__Exercise objective__.
Copy all records verbatim.

Collected data
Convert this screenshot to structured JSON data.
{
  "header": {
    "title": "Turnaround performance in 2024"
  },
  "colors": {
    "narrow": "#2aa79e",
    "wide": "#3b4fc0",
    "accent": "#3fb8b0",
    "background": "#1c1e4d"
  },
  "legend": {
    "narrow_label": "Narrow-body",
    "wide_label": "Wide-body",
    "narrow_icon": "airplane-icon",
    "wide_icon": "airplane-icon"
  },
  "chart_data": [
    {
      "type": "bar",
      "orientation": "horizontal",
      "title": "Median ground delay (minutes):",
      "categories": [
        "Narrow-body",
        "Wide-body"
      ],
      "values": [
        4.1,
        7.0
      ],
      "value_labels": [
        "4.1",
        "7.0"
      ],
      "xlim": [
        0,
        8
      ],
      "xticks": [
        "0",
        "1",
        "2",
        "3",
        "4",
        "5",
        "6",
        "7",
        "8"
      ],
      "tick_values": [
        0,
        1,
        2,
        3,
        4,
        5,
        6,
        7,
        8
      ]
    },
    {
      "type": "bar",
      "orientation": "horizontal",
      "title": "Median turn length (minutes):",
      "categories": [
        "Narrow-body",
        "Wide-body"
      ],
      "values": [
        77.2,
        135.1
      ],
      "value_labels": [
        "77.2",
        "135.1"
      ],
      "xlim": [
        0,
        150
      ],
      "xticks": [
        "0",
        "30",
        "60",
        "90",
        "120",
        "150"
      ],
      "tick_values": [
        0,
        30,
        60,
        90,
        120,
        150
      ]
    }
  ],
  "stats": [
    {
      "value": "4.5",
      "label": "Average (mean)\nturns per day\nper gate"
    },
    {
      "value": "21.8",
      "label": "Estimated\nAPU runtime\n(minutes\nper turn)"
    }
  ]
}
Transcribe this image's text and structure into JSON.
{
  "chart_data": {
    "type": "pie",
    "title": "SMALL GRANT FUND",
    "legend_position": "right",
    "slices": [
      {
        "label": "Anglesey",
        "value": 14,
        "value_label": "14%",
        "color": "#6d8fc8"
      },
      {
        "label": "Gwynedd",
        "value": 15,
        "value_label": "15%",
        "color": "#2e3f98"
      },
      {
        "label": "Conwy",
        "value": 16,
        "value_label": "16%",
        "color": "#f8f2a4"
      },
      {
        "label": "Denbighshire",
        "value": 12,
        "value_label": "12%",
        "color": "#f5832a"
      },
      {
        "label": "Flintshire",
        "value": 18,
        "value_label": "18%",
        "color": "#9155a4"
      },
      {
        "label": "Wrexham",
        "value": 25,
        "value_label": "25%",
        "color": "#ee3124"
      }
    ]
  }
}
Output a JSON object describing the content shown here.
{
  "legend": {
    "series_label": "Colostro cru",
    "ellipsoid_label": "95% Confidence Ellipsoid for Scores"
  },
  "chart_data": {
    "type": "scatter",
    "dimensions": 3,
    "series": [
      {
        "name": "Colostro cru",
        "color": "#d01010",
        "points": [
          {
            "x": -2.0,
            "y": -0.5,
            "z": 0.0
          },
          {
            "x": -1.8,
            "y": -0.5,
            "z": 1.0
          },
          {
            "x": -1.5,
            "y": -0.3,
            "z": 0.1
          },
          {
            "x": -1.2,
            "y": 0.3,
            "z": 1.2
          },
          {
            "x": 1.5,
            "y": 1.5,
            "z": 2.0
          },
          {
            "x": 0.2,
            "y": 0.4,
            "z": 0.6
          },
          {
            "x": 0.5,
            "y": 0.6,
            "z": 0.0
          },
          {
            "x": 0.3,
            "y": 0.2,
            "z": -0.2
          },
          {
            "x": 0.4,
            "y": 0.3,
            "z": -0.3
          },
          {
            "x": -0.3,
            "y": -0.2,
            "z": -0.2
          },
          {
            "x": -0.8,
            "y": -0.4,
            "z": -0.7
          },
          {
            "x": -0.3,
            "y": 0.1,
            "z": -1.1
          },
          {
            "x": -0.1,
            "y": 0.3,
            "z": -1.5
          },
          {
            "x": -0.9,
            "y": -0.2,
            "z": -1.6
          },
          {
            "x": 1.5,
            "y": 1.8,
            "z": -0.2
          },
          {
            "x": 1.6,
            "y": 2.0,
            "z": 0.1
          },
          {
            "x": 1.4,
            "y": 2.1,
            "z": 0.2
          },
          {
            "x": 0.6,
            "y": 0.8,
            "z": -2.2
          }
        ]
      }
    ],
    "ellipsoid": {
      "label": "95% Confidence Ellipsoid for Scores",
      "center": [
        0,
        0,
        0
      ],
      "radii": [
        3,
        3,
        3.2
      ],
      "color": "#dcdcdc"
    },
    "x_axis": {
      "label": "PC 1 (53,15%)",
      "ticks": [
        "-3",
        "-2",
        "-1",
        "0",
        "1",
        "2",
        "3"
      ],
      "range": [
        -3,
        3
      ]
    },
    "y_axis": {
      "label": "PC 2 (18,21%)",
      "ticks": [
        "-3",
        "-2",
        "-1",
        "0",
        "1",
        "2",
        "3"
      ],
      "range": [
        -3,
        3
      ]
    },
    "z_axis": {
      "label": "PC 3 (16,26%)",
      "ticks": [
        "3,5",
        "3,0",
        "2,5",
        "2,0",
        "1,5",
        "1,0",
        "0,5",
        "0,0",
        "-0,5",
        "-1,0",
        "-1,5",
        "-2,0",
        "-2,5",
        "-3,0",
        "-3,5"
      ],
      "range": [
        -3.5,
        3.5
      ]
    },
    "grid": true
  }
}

__Written solution__.
Convert this screenshot to structured JSON data.
{
  "header": {
    "title": "Turnaround performance in 2024"
  },
  "colors": {
    "narrow": "#2aa79e",
    "wide": "#3b4fc0",
    "accent": "#3fb8b0",
    "background": "#1c1e4d"
  },
  "legend": {
    "narrow_label": "Narrow-body",
    "wide_label": "Wide-body",
    "narrow_icon": "airplane-icon",
    "wide_icon": "airplane-icon"
  },
  "chart_data": [
    {
      "type": "bar",
      "orientation": "horizontal",
      "title": "Median ground delay (minutes):",
      "categories": [
        "Narrow-body",
        "Wide-body"
      ],
      "values": [
        4.1,
        7.0
      ],
      "value_labels": [
        "4.1",
        "7.0"
      ],
      "xlim": [
        0,
        8
      ],
      "xticks": [
        "0",
        "1",
        "2",
        "3",
        "4",
        "5",
        "6",
        "7",
        "8"
      ],
      "tick_values": [
        0,
        1,
        2,
        3,
        4,
        5,
        6,
        7,
        8
      ]
    },
    {
      "type": "bar",
      "orientation": "horizontal",
      "title": "Median turn length (minutes):",
      "categories": [
        "Narrow-body",
        "Wide-body"
      ],
      "values": [
        77.2,
        135.1
      ],
      "value_labels": [
        "77.2",
        "135.1"
      ],
      "xlim": [
        0,
        150
      ],
      "xticks": [
        "0",
        "30",
        "60",
        "90",
        "120",
        "150"
      ],
      "tick_values": [
        0,
        30,
        60,
        90,
        120,
        150
      ]
    }
  ],
  "stats": [
    {
      "value": "4.5",
      "label": "Average (mean)\nturns per day\nper gate"
    },
    {
      "value": "21.8",
      "label": "Estimated\nAPU runtime\n(minutes\nper turn)"
    }
  ]
}
Transcribe this image's text and structure into JSON.
{
  "chart_data": {
    "type": "pie",
    "title": "SMALL GRANT FUND",
    "legend_position": "right",
    "slices": [
      {
        "label": "Anglesey",
        "value": 14,
        "value_label": "14%",
        "color": "#6d8fc8"
      },
      {
        "label": "Gwynedd",
        "value": 15,
        "value_label": "15%",
        "color": "#2e3f98"
      },
      {
        "label": "Conwy",
        "value": 16,
        "value_label": "16%",
        "color": "#f8f2a4"
      },
      {
        "label": "Denbighshire",
        "value": 12,
        "value_label": "12%",
        "color": "#f5832a"
      },
      {
        "label": "Flintshire",
        "value": 18,
        "value_label": "18%",
        "color": "#9155a4"
      },
      {
        "label": "Wrexham",
        "value": 25,
        "value_label": "25%",
        "color": "#ee3124"
      }
    ]
  }
}
Output a JSON object describing the content shown here.
{
  "legend": {
    "series_label": "Colostro cru",
    "ellipsoid_label": "95% Confidence Ellipsoid for Scores"
  },
  "chart_data": {
    "type": "scatter",
    "dimensions": 3,
    "series": [
      {
        "name": "Colostro cru",
        "color": "#d01010",
        "points": [
          {
            "x": -2.0,
            "y": -0.5,
            "z": 0.0
          },
          {
            "x": -1.8,
            "y": -0.5,
            "z": 1.0
          },
          {
            "x": -1.5,
            "y": -0.3,
            "z": 0.1
          },
          {
            "x": -1.2,
            "y": 0.3,
            "z": 1.2
          },
          {
            "x": 1.5,
            "y": 1.5,
            "z": 2.0
          },
          {
            "x": 0.2,
            "y": 0.4,
            "z": 0.6
          },
          {
            "x": 0.5,
            "y": 0.6,
            "z": 0.0
          },
          {
            "x": 0.3,
            "y": 0.2,
            "z": -0.2
          },
          {
            "x": 0.4,
            "y": 0.3,
            "z": -0.3
          },
          {
            "x": -0.3,
            "y": -0.2,
            "z": -0.2
          },
          {
            "x": -0.8,
            "y": -0.4,
            "z": -0.7
          },
          {
            "x": -0.3,
            "y": 0.1,
            "z": -1.1
          },
          {
            "x": -0.1,
            "y": 0.3,
            "z": -1.5
          },
          {
            "x": -0.9,
            "y": -0.2,
            "z": -1.6
          },
          {
            "x": 1.5,
            "y": 1.8,
            "z": -0.2
          },
          {
            "x": 1.6,
            "y": 2.0,
            "z": 0.1
          },
          {
            "x": 1.4,
            "y": 2.1,
            "z": 0.2
          },
          {
            "x": 0.6,
            "y": 0.8,
            "z": -2.2
          }
        ]
      }
    ],
    "ellipsoid": {
      "label": "95% Confidence Ellipsoid for Scores",
      "center": [
        0,
        0,
        0
      ],
      "radii": [
        3,
        3,
        3.2
      ],
      "color": "#dcdcdc"
    },
    "x_axis": {
      "label": "PC 1 (53,15%)",
      "ticks": [
        "-3",
        "-2",
        "-1",
        "0",
        "1",
        "2",
        "3"
      ],
      "range": [
        -3,
        3
      ]
    },
    "y_axis": {
      "label": "PC 2 (18,21%)",
      "ticks": [
        "-3",
        "-2",
        "-1",
        "0",
        "1",
        "2",
        "3"
      ],
      "range": [
        -3,
        3
      ]
    },
    "z_axis": {
      "label": "PC 3 (16,26%)",
      "ticks": [
        "3,5",
        "3,0",
        "2,5",
        "2,0",
        "1,5",
        "1,0",
        "0,5",
        "0,0",
        "-0,5",
        "-1,0",
        "-1,5",
        "-2,0",
        "-2,5",
        "-3,0",
        "-3,5"
      ],
      "range": [
        -3.5,
        3.5
      ]
    },
    "grid": true
  }
}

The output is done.